■ **Problem**: Quote all entries exactly, leaving pictures aside.
- - - - -
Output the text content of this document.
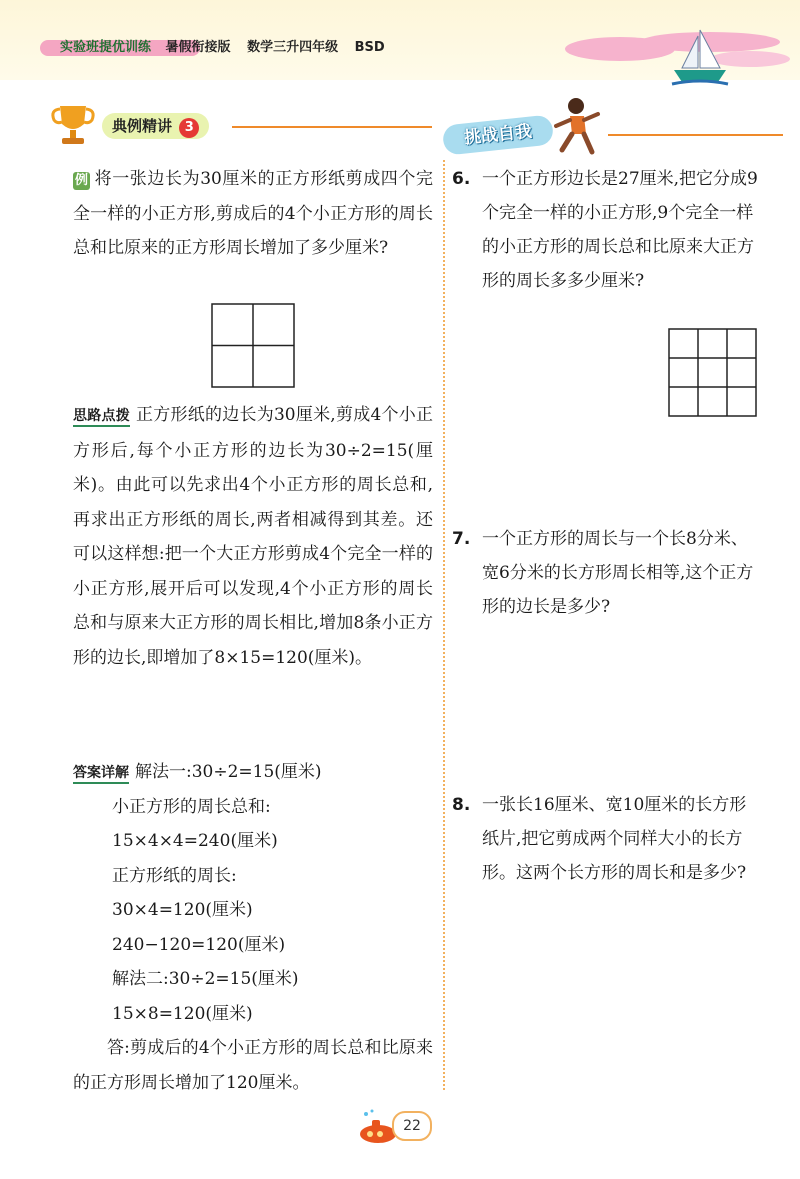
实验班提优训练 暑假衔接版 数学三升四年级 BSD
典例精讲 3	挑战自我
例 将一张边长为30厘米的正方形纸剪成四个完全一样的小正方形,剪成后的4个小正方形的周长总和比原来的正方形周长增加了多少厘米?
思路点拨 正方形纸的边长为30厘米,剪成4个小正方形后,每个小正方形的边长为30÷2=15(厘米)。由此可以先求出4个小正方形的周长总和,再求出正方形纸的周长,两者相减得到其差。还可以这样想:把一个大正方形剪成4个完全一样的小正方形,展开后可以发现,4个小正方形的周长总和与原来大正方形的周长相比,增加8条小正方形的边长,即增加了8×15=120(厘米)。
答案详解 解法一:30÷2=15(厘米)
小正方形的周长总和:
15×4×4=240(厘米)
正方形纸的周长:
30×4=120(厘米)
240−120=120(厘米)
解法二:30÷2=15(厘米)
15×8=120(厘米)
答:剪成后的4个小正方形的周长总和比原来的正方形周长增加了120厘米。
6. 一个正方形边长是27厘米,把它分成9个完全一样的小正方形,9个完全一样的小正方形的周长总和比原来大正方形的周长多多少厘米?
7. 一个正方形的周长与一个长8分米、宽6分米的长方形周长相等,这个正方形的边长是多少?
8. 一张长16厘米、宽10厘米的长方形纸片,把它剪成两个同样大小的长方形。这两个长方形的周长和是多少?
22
- - - - -
■ **In response**:
Output the text content of this document.
实验班提优训练 暑假衔接版 数学三升四年级 BSD
典例精讲 3	挑战自我
例 将一张边长为30厘米的正方形纸剪成四个完全一样的小正方形,剪成后的4个小正方形的周长总和比原来的正方形周长增加了多少厘米?
思路点拨 正方形纸的边长为30厘米,剪成4个小正方形后,每个小正方形的边长为30÷2=15(厘米)。由此可以先求出4个小正方形的周长总和,再求出正方形纸的周长,两者相减得到其差。还可以这样想:把一个大正方形剪成4个完全一样的小正方形,展开后可以发现,4个小正方形的周长总和与原来大正方形的周长相比,增加8条小正方形的边长,即增加了8×15=120(厘米)。
答案详解 解法一:30÷2=15(厘米)
小正方形的周长总和:
15×4×4=240(厘米)
正方形纸的周长:
30×4=120(厘米)
240−120=120(厘米)
解法二:30÷2=15(厘米)
15×8=120(厘米)
答:剪成后的4个小正方形的周长总和比原来的正方形周长增加了120厘米。
6. 一个正方形边长是27厘米,把它分成9个完全一样的小正方形,9个完全一样的小正方形的周长总和比原来大正方形的周长多多少厘米?
7. 一个正方形的周长与一个长8分米、宽6分米的长方形周长相等,这个正方形的边长是多少?
8. 一张长16厘米、宽10厘米的长方形纸片,把它剪成两个同样大小的长方形。这两个长方形的周长和是多少?
22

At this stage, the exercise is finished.